#### [PASSAGE TO READ]
>>>>>
Add an application.properties file under the src/main/resources directory to configure the OpenAI SDK chat model:
spring.ai.openai-sdk.api-key=YOUR_API_KEY
spring.ai.openai-sdk.chat.options.model=gpt-5-mini
spring.ai.openai-sdk.chat.options.temperature=0.7
Replace the api-key with your OpenAI credentials.
|
This will create an OpenAiSdkChatModel implementation that you can inject into your classes.
Here is an example of a simple @RestController class that uses the chat model for text generations.
@RestController
public class ChatController {
private final OpenAiSdkChatModel chatModel;
@Autowired
public ChatController(OpenAiSdkChatModel chatModel) {
this.chatModel = chatModel;
}
@GetMapping("/ai/generate")
public Map<String,String> generate(
@RequestParam(value = "message", defaultValue = "Tell me a joke") String message) {
return Map.of("generation", chatModel.call(message));
}
@GetMapping("/ai/generateStream")
public Flux<ChatResponse> generateStream(
@RequestParam(value = "message", defaultValue = "Tell me a joke") String message) {
Prompt prompt = new Prompt(new UserMessage(message));
return chatModel.stream(prompt);
}
}
Manual Configuration
The OpenAiSdkChatModel implements the ChatModel and uses the official OpenAI Java SDK to connect to the OpenAI service.
Add the spring-ai-openai-sdk dependency to your project’s Maven pom.xml file:
<dependency>
<groupId>org.springframework.ai</groupId>
<artifactId>spring-ai-openai-sdk</artifactId>
</dependency>
or to your Gradle build.gradle build file:
dependencies {
implementation 'org.springframework.ai:spring-ai-openai-sdk'
}
| Refer to the Dependency Management section to add the Spring AI BOM to your build file. |
Next, create an OpenAiSdkChatModel and use it for text generations:
var chatOptions = OpenAiSdkChatOptions.builder()
<<<<<
#### [WORK INSTRUCTIONS]
Copy out, word for word, everything in the OpenAI SDK configuration text above from "Add an application.properties" down to "for text generations.".

#### [SUPPLIED ENTRIES]
>>>>>
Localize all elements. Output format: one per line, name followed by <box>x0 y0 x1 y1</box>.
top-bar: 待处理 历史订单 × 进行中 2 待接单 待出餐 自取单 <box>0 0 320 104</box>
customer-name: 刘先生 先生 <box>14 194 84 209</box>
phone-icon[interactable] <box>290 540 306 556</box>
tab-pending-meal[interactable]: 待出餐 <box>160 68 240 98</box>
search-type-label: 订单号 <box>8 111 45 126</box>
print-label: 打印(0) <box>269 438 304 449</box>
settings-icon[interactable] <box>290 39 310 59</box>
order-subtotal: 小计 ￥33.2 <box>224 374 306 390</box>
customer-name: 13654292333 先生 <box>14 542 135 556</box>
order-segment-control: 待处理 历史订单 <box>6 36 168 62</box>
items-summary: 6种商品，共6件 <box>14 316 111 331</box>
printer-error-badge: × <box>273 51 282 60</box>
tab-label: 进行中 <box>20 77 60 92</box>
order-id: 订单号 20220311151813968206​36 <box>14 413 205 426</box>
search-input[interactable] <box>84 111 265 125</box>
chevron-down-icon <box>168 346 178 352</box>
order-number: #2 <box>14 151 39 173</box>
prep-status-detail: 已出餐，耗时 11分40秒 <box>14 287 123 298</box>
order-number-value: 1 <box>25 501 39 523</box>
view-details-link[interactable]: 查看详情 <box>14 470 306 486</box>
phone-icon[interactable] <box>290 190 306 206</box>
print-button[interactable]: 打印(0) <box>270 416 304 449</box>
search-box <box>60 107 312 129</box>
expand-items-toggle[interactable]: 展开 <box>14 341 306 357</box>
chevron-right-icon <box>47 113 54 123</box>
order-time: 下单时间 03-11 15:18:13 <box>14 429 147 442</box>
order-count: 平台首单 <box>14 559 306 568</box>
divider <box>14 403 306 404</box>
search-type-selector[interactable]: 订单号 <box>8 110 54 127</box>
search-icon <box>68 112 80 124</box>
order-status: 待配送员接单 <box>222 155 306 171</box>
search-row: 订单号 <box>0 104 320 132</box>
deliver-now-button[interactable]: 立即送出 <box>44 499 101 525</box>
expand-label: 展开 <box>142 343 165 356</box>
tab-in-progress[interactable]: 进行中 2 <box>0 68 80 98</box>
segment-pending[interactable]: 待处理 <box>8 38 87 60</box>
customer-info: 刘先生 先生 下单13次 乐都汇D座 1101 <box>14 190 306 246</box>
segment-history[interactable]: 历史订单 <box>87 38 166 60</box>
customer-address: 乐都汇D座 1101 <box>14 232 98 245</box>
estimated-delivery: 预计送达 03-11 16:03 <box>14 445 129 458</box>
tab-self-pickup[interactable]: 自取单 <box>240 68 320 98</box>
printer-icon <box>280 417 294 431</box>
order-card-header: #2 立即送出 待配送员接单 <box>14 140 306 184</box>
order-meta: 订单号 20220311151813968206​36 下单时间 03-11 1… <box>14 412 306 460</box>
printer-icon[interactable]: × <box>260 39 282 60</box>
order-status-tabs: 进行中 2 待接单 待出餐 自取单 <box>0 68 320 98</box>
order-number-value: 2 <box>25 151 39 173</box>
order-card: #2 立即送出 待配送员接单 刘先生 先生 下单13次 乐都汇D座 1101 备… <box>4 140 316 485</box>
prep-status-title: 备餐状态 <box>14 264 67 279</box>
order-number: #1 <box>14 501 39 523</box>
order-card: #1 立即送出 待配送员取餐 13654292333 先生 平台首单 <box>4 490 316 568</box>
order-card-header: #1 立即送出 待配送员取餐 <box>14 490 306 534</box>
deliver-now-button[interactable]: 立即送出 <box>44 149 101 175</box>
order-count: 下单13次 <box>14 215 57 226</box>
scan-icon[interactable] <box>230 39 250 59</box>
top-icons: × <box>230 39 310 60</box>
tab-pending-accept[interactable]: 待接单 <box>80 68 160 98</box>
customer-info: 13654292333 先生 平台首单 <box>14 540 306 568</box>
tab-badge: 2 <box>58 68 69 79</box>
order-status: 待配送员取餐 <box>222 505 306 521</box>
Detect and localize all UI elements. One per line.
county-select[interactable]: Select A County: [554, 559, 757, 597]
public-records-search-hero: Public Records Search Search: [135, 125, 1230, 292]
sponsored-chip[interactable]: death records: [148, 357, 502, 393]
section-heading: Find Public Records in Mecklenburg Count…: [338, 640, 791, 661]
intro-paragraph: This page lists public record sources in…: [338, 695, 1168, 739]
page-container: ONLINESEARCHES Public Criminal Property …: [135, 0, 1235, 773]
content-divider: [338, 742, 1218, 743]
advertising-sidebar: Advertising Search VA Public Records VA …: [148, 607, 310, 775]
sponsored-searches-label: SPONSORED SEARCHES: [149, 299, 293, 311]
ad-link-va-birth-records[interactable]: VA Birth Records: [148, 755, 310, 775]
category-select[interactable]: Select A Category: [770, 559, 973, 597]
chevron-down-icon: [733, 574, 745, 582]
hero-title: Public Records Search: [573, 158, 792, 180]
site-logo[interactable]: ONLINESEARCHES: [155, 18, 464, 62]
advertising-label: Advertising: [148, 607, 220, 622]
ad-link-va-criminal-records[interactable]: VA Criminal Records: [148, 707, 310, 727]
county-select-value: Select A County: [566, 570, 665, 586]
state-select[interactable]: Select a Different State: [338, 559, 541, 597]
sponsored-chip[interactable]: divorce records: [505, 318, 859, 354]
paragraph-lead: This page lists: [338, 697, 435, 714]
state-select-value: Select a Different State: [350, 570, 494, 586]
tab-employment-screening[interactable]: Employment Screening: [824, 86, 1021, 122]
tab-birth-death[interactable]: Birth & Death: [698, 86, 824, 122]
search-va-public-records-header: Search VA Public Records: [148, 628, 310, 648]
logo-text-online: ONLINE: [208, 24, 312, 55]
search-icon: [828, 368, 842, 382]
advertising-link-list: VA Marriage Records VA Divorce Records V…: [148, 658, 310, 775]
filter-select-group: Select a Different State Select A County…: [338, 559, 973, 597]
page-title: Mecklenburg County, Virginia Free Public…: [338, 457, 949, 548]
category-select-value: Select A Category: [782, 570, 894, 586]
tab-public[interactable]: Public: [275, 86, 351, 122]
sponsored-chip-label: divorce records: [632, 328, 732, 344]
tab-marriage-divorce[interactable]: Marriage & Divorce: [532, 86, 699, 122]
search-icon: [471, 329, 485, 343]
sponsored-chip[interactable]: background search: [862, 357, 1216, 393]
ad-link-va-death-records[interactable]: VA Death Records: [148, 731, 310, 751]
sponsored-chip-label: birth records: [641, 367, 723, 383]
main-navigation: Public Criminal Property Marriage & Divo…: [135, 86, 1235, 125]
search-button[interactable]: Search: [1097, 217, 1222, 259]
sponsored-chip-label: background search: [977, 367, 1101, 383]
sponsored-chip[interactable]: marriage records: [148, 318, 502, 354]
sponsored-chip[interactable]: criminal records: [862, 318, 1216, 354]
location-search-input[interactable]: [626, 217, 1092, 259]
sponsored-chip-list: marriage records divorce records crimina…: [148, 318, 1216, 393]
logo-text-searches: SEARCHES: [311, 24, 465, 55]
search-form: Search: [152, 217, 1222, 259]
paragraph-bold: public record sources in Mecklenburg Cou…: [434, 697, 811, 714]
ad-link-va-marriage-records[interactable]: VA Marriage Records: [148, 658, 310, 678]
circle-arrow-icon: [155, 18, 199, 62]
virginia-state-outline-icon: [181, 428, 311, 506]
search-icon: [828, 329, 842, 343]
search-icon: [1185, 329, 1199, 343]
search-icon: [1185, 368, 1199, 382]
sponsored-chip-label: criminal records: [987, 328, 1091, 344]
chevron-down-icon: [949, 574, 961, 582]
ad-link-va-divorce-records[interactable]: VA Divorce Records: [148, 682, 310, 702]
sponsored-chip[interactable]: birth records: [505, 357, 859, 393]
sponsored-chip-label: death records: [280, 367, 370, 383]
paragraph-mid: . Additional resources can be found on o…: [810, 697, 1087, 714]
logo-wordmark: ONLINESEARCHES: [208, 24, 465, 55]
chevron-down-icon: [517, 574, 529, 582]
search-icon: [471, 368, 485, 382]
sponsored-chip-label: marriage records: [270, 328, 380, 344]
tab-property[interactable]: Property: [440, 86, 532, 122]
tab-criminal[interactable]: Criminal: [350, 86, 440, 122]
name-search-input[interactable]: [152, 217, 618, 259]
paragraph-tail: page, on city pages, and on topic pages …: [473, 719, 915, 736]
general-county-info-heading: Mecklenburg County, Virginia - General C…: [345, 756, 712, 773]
<<<<<
#### [ANSWER AREA]
Add an application.properties file under the src/main/resources directory to configure the OpenAI SDK chat model:
spring.ai.openai-sdk.api-key=YOUR_API_KEY
spring.ai.openai-sdk.chat.options.model=gpt-5-mini
spring.ai.openai-sdk.chat.options.temperature=0.7
Replace the api-key with your OpenAI credentials.
|
This will create an OpenAiSdkChatModel implementation that you can inject into your classes.
Here is an example of a simple @RestController class that uses the chat model for text generations.